# DATA EXCERPTS
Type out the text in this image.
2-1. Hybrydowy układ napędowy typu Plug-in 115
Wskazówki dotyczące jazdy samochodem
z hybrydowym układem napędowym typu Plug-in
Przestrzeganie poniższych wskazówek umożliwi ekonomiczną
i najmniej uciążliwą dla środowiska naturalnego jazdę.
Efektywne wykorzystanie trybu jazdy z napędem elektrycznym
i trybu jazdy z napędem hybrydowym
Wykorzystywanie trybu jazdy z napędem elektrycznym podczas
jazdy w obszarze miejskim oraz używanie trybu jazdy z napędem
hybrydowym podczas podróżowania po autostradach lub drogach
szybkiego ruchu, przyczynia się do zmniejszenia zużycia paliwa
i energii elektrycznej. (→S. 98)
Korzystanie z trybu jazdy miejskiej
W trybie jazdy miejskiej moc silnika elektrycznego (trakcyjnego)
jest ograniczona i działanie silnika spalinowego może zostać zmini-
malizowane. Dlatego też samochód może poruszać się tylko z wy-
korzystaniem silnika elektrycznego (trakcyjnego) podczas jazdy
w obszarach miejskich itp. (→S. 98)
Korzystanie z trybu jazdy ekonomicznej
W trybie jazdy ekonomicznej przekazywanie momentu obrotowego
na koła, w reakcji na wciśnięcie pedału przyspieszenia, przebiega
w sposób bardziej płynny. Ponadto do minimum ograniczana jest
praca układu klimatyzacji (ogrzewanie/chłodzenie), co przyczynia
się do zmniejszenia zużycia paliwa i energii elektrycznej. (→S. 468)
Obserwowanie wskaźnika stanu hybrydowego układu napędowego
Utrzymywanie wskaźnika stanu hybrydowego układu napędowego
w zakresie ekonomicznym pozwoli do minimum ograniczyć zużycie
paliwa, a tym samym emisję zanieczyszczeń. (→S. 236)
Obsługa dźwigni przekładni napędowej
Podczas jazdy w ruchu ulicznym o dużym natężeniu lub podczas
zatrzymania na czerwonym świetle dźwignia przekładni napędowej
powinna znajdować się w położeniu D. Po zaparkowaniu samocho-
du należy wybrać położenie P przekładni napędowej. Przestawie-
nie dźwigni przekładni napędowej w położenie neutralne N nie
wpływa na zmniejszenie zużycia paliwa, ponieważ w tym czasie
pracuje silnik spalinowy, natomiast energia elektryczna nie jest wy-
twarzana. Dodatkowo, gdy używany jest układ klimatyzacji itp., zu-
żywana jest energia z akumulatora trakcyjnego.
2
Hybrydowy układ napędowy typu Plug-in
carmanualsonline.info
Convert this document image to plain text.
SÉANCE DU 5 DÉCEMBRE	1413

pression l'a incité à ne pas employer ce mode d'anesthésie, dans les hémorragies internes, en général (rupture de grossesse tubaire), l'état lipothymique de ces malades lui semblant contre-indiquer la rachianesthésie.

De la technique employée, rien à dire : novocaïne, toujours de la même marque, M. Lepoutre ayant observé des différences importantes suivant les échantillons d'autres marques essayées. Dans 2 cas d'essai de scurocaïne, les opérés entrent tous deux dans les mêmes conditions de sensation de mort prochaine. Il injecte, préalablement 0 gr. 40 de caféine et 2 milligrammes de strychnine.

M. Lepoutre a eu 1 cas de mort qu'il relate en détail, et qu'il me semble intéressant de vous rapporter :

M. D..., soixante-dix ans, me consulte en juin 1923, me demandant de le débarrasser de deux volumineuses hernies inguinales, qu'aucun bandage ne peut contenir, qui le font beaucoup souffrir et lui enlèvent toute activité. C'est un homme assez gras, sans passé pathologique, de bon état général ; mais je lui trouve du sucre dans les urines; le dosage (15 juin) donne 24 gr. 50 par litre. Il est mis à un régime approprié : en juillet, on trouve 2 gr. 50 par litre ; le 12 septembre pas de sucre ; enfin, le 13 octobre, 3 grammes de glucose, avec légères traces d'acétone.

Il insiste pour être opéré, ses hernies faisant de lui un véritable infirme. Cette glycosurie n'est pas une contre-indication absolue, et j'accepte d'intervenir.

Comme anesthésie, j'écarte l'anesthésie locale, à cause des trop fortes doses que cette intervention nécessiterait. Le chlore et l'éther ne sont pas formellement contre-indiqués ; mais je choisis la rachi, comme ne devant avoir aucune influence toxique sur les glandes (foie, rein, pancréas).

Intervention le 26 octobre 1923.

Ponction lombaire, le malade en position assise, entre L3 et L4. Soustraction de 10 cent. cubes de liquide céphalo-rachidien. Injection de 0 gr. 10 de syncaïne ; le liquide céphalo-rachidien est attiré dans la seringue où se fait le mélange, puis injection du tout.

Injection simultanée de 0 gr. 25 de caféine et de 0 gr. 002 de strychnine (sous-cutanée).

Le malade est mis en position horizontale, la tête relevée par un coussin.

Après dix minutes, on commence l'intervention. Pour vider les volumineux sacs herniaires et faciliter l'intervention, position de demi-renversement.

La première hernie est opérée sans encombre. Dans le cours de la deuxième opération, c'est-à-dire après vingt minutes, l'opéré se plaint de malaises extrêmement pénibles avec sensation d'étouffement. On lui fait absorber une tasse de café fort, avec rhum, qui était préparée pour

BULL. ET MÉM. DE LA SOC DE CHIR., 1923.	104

# OBJECTIVE
Identify each line of the material where the word "image" shows up, and copy it.

# SOLUTION TO THIS EXERCISE
Type out the text in this image.
Convert this document image to plain text.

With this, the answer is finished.